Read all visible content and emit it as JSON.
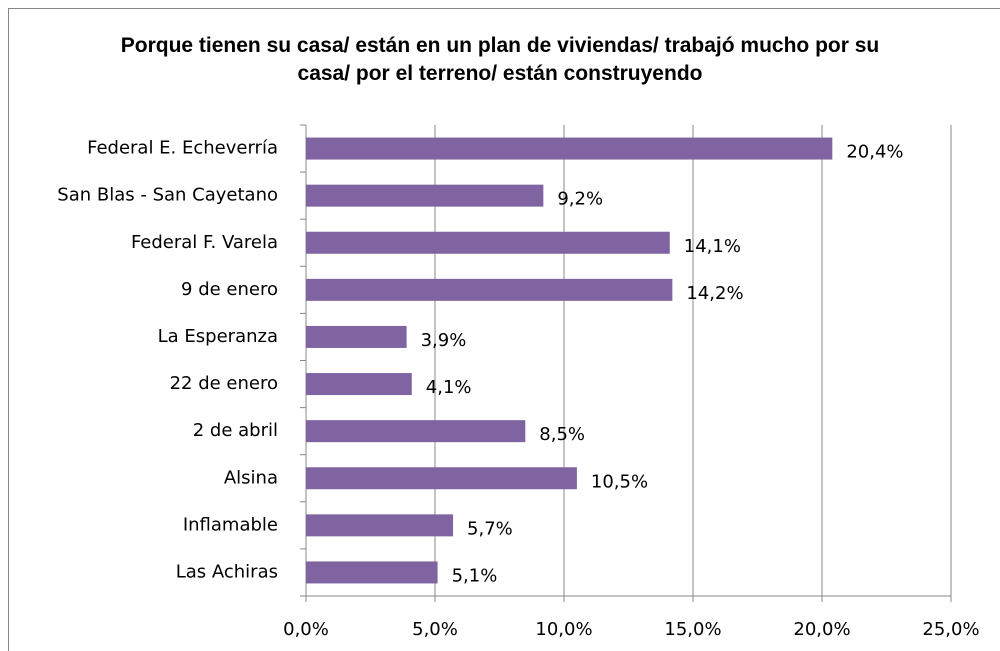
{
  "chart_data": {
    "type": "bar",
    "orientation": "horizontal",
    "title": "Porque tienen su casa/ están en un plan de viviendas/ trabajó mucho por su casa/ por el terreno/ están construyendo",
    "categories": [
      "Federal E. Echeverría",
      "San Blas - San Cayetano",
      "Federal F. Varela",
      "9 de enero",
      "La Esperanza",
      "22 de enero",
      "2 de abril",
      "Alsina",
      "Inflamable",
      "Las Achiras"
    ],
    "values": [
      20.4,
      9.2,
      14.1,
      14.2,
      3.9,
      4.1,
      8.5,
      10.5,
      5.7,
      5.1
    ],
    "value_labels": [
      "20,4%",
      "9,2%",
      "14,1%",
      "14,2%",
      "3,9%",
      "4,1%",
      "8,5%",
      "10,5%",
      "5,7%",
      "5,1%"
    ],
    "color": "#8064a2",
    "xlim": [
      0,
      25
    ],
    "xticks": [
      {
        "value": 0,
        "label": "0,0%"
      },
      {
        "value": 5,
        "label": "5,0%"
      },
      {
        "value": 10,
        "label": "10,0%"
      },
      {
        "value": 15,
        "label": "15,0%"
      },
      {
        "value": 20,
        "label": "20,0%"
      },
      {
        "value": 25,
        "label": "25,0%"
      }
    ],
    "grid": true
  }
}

==

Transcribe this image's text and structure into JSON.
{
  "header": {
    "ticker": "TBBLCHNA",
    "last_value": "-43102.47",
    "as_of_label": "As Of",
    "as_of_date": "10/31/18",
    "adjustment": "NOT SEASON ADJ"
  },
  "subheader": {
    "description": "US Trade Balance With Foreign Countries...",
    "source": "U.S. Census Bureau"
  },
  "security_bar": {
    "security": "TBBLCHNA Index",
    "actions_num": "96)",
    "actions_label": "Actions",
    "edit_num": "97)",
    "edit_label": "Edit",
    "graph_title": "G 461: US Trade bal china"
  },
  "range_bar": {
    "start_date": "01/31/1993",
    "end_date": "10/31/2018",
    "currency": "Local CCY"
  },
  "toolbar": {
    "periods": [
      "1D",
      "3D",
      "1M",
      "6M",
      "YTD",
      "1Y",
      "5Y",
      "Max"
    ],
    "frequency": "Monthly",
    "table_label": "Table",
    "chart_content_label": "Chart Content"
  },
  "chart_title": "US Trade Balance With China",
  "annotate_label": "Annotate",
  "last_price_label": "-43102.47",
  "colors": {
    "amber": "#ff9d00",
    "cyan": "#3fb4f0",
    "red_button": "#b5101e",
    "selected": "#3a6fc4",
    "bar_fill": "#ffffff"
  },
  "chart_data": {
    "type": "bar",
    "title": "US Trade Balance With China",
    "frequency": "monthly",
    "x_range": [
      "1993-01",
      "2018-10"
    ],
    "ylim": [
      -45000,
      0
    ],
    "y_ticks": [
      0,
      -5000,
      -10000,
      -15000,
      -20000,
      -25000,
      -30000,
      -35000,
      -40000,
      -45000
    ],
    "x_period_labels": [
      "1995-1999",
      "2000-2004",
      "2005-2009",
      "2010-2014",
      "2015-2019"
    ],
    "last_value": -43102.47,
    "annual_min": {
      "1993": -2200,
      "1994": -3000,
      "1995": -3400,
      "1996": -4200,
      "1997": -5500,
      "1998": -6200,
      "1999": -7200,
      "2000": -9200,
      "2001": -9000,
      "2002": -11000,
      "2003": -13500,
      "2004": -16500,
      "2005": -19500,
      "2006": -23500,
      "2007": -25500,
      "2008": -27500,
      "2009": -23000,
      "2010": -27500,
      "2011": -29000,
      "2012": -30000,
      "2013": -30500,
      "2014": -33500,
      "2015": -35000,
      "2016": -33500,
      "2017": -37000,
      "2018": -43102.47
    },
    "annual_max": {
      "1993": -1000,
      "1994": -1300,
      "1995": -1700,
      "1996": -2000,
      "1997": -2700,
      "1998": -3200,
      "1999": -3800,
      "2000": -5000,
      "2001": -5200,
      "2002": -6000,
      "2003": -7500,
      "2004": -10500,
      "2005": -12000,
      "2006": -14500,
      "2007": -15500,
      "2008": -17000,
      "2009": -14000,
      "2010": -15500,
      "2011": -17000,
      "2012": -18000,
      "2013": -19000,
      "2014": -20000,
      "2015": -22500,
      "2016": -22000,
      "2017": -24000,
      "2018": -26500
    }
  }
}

GIVEN INSTRUCTION
Report how many lines of the listing hold the string "frequency", giving only the number.

RESULT OF THE EXERCISE
2